▶ Objective:
Find the lines that contain the word "title" and copy each one.
* * * * * * * * *
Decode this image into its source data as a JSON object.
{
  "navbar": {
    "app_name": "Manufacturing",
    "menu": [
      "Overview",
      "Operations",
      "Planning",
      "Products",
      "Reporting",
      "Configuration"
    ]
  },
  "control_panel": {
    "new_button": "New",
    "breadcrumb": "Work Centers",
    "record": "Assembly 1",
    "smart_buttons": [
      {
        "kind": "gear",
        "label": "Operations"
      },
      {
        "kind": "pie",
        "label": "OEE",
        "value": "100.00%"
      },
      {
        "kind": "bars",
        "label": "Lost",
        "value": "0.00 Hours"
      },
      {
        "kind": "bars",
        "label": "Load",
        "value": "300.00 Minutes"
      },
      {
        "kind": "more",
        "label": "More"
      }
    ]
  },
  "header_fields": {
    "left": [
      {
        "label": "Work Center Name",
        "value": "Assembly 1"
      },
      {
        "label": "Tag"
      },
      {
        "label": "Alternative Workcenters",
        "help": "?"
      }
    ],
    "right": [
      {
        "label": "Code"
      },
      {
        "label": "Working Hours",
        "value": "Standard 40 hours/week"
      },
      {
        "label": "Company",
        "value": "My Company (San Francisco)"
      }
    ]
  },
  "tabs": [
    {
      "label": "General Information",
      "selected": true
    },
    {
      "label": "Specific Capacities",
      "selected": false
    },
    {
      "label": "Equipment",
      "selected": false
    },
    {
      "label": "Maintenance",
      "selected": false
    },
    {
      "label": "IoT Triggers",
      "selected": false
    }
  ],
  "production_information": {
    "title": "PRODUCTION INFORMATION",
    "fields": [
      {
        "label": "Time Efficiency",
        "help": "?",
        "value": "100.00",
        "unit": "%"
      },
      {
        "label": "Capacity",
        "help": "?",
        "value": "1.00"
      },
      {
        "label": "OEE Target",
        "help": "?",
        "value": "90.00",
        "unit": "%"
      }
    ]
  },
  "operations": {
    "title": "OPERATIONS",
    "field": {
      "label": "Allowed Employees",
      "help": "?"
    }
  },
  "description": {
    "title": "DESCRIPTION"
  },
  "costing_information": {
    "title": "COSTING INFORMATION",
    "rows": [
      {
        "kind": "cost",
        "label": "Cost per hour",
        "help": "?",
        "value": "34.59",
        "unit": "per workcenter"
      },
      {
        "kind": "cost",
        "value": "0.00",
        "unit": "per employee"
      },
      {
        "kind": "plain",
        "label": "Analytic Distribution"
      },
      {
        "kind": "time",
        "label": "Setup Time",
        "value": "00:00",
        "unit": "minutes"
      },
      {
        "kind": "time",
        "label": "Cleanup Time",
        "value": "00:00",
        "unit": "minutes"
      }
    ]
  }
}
* * * * * * * * *
▶ Completed task:
    "title": "PRODUCTION INFORMATION",
    "title": "OPERATIONS",
    "title": "DESCRIPTION"
    "title": "COSTING INFORMATION",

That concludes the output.